Spatial layout data
☆ ☆ ☆ ☆ ☆
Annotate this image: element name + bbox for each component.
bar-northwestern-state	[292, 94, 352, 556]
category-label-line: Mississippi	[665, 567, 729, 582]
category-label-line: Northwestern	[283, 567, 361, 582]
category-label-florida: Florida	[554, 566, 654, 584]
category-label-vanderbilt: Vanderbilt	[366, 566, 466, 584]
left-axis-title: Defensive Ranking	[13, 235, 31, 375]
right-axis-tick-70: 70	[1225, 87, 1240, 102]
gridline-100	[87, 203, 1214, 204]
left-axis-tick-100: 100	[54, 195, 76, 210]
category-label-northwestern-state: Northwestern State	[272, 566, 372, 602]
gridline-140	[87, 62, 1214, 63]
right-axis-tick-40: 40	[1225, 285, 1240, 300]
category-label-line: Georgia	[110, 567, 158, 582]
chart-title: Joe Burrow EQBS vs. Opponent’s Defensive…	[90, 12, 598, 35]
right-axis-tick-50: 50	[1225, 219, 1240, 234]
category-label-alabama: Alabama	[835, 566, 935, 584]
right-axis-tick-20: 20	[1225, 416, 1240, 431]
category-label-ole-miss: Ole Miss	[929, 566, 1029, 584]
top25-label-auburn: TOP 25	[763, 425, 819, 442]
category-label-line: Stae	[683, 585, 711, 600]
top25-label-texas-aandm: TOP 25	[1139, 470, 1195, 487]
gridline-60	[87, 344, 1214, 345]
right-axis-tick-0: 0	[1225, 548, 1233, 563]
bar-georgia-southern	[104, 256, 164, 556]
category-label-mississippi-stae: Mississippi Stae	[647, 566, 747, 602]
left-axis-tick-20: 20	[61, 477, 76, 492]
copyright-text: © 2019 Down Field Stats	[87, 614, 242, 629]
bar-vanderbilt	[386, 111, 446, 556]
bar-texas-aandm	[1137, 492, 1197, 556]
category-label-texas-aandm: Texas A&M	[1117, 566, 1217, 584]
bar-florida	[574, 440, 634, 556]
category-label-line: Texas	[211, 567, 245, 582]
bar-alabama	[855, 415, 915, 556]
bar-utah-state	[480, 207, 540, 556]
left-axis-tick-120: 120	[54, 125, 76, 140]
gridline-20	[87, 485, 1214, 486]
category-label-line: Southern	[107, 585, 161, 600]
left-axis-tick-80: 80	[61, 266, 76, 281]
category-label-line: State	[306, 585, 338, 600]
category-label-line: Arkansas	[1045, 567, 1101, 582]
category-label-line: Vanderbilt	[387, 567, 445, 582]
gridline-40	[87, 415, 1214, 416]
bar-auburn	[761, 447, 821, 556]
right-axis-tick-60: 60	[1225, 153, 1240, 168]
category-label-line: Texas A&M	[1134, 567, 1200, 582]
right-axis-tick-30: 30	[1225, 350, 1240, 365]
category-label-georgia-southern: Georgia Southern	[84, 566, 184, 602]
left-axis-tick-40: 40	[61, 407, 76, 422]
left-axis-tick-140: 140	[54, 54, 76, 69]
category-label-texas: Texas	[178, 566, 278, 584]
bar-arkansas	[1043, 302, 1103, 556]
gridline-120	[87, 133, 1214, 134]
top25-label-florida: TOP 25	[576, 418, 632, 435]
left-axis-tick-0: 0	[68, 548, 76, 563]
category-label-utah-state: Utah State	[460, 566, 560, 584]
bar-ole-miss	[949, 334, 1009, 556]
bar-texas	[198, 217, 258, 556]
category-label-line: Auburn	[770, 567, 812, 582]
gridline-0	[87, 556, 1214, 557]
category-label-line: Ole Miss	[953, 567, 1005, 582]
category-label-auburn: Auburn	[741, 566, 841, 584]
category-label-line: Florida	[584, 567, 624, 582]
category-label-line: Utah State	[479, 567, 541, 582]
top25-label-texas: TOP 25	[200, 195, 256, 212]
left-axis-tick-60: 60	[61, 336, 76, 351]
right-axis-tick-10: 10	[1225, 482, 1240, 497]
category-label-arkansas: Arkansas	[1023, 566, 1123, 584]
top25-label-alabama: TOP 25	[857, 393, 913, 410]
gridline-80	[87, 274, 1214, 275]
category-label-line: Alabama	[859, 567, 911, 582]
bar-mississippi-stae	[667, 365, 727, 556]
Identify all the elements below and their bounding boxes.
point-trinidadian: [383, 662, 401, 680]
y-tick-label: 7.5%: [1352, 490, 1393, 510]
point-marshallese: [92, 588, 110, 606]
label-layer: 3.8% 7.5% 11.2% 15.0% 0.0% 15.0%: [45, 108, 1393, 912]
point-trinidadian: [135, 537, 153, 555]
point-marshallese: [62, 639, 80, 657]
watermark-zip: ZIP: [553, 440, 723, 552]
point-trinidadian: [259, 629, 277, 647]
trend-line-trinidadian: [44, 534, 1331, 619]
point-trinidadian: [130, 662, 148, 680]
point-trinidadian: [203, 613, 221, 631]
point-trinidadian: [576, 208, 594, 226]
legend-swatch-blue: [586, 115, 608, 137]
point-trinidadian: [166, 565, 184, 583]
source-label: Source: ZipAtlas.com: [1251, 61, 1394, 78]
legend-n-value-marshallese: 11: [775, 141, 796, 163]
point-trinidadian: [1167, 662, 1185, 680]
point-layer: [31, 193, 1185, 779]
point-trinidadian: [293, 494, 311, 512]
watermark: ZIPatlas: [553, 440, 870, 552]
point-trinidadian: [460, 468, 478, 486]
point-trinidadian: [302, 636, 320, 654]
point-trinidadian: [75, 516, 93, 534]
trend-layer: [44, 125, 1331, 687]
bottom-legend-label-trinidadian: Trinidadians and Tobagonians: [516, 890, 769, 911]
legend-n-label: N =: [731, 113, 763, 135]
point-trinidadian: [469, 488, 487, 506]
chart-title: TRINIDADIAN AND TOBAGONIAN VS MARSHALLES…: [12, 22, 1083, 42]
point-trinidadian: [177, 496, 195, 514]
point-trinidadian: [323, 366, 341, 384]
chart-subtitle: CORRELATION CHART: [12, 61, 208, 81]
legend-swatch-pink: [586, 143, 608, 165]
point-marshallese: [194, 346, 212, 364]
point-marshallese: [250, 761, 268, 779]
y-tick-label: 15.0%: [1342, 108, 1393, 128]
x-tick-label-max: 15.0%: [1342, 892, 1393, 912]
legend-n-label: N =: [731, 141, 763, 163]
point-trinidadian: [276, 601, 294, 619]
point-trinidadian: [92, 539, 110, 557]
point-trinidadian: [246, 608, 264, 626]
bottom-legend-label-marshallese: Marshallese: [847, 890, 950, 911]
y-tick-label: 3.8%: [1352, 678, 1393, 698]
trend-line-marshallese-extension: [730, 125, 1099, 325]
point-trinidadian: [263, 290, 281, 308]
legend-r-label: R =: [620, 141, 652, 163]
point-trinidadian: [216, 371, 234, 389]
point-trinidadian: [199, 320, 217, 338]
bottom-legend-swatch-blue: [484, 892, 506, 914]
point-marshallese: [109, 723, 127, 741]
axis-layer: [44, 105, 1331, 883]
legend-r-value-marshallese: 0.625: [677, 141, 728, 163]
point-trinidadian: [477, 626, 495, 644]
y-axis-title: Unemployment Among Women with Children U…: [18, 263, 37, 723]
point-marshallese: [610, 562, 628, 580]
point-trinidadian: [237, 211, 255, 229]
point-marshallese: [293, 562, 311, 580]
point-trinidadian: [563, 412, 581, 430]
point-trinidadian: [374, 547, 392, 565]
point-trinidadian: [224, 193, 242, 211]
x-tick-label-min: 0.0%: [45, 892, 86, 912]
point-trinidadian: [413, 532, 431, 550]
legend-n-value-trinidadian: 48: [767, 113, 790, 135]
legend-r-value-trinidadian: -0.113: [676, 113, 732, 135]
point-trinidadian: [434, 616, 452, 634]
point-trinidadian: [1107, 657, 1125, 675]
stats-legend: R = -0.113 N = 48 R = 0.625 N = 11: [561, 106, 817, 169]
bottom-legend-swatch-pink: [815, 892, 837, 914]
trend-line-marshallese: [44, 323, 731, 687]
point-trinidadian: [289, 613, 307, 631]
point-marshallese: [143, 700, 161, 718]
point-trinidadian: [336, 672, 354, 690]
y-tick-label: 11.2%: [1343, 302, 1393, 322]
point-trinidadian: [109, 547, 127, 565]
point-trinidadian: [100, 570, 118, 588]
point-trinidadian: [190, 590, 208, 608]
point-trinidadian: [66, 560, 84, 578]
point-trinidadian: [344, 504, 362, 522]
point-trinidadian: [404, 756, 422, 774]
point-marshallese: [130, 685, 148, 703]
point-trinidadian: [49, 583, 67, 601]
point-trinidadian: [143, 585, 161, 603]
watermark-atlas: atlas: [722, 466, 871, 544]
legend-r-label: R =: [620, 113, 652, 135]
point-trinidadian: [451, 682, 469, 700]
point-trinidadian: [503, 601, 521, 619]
☆ ☆ ☆ ☆ ☆
Change "Defensive Ranking" to "Defense Rank" in everything from the start of the entries down to the line containing "477, 76, 492]", and leave the rest of those lines as they are.

Annotate this image: element name + bbox for each component.
bar-northwestern-state	[292, 94, 352, 556]
category-label-line: Mississippi	[665, 567, 729, 582]
category-label-line: Northwestern	[283, 567, 361, 582]
category-label-florida: Florida	[554, 566, 654, 584]
category-label-vanderbilt: Vanderbilt	[366, 566, 466, 584]
left-axis-title: Defense Rank	[13, 235, 31, 375]
right-axis-tick-70: 70	[1225, 87, 1240, 102]
gridline-100	[87, 203, 1214, 204]
left-axis-tick-100: 100	[54, 195, 76, 210]
category-label-northwestern-state: Northwestern State	[272, 566, 372, 602]
gridline-140	[87, 62, 1214, 63]
right-axis-tick-40: 40	[1225, 285, 1240, 300]
category-label-line: Georgia	[110, 567, 158, 582]
chart-title: Joe Burrow EQBS vs. Opponent’s Defensive…	[90, 12, 598, 35]
right-axis-tick-50: 50	[1225, 219, 1240, 234]
category-label-alabama: Alabama	[835, 566, 935, 584]
right-axis-tick-20: 20	[1225, 416, 1240, 431]
category-label-ole-miss: Ole Miss	[929, 566, 1029, 584]
top25-label-auburn: TOP 25	[763, 425, 819, 442]
category-label-line: Stae	[683, 585, 711, 600]
top25-label-texas-aandm: TOP 25	[1139, 470, 1195, 487]
gridline-60	[87, 344, 1214, 345]
right-axis-tick-0: 0	[1225, 548, 1233, 563]
bar-georgia-southern	[104, 256, 164, 556]
category-label-mississippi-stae: Mississippi Stae	[647, 566, 747, 602]
left-axis-tick-20: 20	[61, 477, 76, 492]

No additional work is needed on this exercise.